____ THE RECORDS
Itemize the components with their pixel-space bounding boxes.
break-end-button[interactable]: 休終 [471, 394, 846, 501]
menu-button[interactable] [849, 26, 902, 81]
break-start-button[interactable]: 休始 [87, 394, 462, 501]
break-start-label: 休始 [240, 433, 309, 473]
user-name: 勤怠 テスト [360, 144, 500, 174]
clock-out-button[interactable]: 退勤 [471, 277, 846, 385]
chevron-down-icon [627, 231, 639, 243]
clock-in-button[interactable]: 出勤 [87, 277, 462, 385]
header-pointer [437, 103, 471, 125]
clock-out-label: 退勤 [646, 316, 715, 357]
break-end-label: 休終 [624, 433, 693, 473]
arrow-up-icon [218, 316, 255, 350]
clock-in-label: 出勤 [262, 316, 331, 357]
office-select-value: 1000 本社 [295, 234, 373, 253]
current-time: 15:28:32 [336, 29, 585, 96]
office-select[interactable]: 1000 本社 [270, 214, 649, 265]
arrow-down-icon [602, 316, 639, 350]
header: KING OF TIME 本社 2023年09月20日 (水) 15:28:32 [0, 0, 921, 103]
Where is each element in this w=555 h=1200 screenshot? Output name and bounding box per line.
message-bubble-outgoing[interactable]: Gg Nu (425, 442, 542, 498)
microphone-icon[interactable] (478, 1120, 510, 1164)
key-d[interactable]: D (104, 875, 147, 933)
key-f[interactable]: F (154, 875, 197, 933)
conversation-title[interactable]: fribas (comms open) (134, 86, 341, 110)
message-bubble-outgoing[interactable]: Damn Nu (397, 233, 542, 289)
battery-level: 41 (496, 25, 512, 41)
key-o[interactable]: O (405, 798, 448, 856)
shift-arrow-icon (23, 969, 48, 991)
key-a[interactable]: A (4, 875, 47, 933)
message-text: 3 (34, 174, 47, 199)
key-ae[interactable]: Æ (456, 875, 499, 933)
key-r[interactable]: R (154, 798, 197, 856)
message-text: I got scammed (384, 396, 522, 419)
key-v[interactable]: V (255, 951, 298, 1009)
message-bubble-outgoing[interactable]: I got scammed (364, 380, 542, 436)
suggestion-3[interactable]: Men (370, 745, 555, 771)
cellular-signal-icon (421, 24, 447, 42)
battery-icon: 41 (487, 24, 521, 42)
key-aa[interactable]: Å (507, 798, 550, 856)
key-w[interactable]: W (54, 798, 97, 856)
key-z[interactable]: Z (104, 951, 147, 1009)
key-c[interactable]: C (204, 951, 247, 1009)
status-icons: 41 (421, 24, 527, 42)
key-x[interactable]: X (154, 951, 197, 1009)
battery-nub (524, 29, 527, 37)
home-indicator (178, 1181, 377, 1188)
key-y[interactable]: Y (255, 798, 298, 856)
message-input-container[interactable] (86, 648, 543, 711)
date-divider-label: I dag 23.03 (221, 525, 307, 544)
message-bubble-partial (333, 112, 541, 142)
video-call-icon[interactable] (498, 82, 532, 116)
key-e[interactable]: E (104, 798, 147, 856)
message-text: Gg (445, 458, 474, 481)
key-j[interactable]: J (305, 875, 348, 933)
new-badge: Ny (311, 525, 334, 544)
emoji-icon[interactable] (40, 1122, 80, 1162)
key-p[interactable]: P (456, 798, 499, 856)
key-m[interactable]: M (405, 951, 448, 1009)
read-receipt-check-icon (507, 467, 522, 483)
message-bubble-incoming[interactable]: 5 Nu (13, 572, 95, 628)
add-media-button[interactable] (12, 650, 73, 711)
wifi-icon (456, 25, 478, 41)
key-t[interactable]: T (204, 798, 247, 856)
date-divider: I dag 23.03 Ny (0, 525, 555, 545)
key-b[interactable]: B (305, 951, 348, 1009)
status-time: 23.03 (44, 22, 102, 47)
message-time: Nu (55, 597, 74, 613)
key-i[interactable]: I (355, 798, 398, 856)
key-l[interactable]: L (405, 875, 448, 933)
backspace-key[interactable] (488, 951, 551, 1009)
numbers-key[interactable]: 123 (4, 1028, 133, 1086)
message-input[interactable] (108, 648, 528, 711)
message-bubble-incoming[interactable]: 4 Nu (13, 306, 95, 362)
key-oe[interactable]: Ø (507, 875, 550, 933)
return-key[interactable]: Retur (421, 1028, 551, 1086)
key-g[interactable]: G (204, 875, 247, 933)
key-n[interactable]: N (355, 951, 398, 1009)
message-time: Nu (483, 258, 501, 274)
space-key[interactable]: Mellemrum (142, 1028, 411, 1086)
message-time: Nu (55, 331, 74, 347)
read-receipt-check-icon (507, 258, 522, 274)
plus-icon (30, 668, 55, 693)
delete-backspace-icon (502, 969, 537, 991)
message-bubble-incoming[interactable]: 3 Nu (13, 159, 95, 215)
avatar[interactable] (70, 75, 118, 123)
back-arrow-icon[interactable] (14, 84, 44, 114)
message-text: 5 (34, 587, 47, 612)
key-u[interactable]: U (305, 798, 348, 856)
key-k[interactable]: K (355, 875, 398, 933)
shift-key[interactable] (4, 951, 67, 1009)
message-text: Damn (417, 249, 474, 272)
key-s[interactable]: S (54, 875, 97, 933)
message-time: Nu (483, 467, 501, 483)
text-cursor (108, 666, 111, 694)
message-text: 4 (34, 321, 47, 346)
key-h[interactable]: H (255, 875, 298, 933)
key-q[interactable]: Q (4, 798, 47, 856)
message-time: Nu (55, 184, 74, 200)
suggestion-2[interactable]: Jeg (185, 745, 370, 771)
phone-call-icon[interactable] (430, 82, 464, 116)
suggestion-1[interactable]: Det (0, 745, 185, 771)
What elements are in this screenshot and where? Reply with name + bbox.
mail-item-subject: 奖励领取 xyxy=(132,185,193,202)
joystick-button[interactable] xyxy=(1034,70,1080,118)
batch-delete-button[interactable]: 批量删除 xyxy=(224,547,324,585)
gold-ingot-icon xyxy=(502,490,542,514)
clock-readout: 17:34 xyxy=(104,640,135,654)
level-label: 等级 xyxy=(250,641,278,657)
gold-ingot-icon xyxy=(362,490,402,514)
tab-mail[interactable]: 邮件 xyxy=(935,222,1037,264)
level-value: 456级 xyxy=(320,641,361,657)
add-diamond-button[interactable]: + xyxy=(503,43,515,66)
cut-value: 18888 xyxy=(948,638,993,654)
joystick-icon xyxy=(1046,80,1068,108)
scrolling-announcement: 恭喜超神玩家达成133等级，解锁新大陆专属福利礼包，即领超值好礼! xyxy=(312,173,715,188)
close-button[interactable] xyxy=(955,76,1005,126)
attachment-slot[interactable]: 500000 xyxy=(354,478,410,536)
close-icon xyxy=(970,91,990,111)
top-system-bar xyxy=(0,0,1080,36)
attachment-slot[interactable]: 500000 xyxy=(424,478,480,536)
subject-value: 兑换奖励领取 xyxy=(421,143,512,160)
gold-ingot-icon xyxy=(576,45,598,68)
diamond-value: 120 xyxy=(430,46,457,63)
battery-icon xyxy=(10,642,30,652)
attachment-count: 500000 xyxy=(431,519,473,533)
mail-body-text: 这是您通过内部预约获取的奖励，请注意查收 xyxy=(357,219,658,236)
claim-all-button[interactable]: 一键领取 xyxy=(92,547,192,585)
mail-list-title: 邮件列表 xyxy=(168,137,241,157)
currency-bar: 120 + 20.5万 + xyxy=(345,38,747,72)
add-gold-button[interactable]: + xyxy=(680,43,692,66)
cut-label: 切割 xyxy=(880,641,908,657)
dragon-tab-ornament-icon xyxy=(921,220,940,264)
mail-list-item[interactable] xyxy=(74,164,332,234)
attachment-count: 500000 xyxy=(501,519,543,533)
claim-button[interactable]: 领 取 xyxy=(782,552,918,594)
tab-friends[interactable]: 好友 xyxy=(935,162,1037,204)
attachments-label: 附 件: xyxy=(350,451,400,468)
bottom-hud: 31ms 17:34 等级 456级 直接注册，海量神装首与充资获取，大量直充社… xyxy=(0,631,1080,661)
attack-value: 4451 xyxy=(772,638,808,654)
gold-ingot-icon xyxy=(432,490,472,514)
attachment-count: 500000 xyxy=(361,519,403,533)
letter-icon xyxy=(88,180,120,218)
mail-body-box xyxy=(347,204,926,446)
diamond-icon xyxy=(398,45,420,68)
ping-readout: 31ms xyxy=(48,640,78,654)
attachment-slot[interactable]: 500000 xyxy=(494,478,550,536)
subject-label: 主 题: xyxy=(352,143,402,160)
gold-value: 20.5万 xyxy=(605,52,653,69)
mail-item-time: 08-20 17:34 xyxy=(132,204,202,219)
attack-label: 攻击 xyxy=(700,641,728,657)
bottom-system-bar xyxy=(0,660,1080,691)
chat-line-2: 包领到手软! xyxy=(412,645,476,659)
________
REQUIREMENTS: Reproduce the records verbatim, starting from their first line and stopping after the line that contains "Where is each".

EXPECTED OUTPUT:
Itemize the components with their pixel-space bounding boxes.
break-end-button[interactable]: 休終 [471, 394, 846, 501]
menu-button[interactable] [849, 26, 902, 81]
break-start-button[interactable]: 休始 [87, 394, 462, 501]
break-start-label: 休始 [240, 433, 309, 473]
user-name: 勤怠 テスト [360, 144, 500, 174]
clock-out-button[interactable]: 退勤 [471, 277, 846, 385]
chevron-down-icon [627, 231, 639, 243]
clock-in-button[interactable]: 出勤 [87, 277, 462, 385]
header-pointer [437, 103, 471, 125]
clock-out-label: 退勤 [646, 316, 715, 357]
break-end-label: 休終 [624, 433, 693, 473]
arrow-up-icon [218, 316, 255, 350]
clock-in-label: 出勤 [262, 316, 331, 357]
office-select-value: 1000 本社 [295, 234, 373, 253]
current-time: 15:28:32 [336, 29, 585, 96]
office-select[interactable]: 1000 本社 [270, 214, 649, 265]
arrow-down-icon [602, 316, 639, 350]
header: KING OF TIME 本社 2023年09月20日 (水) 15:28:32 [0, 0, 921, 103]
Where is each element in this w=555 h=1200 screenshot? Output name and bounding box per line.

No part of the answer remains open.